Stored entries
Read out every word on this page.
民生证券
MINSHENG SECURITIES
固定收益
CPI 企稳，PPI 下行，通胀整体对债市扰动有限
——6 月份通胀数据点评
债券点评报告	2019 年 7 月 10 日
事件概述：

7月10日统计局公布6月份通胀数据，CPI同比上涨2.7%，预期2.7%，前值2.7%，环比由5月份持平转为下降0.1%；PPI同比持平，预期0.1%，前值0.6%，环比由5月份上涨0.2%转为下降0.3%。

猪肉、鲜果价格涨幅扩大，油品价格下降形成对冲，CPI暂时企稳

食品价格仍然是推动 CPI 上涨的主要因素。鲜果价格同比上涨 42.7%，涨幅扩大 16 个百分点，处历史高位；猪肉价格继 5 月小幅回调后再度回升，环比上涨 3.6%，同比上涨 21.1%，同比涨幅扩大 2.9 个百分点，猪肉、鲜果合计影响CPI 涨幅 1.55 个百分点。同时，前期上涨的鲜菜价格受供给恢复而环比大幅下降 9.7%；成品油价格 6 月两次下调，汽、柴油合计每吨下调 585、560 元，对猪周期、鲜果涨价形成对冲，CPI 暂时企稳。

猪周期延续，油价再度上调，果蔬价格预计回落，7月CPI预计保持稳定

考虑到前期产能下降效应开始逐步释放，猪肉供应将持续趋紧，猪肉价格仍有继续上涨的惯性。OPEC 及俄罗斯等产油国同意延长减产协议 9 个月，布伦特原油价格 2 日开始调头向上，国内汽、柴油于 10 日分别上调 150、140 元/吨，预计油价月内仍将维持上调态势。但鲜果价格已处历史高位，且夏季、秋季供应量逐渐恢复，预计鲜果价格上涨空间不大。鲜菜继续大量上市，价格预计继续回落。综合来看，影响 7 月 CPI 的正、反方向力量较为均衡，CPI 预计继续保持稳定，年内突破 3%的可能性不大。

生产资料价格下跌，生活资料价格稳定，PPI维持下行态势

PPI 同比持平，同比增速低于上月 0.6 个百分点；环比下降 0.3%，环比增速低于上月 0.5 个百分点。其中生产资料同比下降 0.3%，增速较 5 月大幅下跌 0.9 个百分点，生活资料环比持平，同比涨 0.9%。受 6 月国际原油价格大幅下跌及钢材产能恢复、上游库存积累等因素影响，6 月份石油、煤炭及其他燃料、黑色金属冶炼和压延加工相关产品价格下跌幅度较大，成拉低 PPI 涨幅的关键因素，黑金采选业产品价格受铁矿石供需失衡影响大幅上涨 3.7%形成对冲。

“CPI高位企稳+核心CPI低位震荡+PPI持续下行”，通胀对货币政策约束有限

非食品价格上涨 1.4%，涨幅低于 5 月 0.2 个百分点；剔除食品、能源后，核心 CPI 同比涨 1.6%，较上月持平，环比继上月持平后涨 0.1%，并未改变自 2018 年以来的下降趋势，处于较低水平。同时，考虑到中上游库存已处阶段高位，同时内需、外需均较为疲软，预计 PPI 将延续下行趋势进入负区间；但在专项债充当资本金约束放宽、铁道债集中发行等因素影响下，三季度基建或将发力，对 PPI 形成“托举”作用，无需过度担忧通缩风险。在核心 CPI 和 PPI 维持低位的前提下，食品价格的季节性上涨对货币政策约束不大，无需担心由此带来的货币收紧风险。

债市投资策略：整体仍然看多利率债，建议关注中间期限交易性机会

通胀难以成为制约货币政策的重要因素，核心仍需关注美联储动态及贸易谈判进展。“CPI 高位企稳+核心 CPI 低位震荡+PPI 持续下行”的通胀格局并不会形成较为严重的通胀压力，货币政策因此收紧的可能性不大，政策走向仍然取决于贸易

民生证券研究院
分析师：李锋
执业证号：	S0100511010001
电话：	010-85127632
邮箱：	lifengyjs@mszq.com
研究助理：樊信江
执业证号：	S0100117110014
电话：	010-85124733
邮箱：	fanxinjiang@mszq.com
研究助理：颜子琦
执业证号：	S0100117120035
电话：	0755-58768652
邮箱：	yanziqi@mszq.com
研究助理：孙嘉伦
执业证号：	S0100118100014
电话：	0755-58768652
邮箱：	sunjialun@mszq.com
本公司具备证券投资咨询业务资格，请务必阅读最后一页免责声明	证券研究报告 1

* INSTRUCTIONS FOR THE TASK *
Copy all lines of the material above where the string "执业证号" occurs.

* RESULT *
执业证号：	S0100511010001
执业证号：	S0100117110014
执业证号：	S0100117120035
执业证号：	S0100118100014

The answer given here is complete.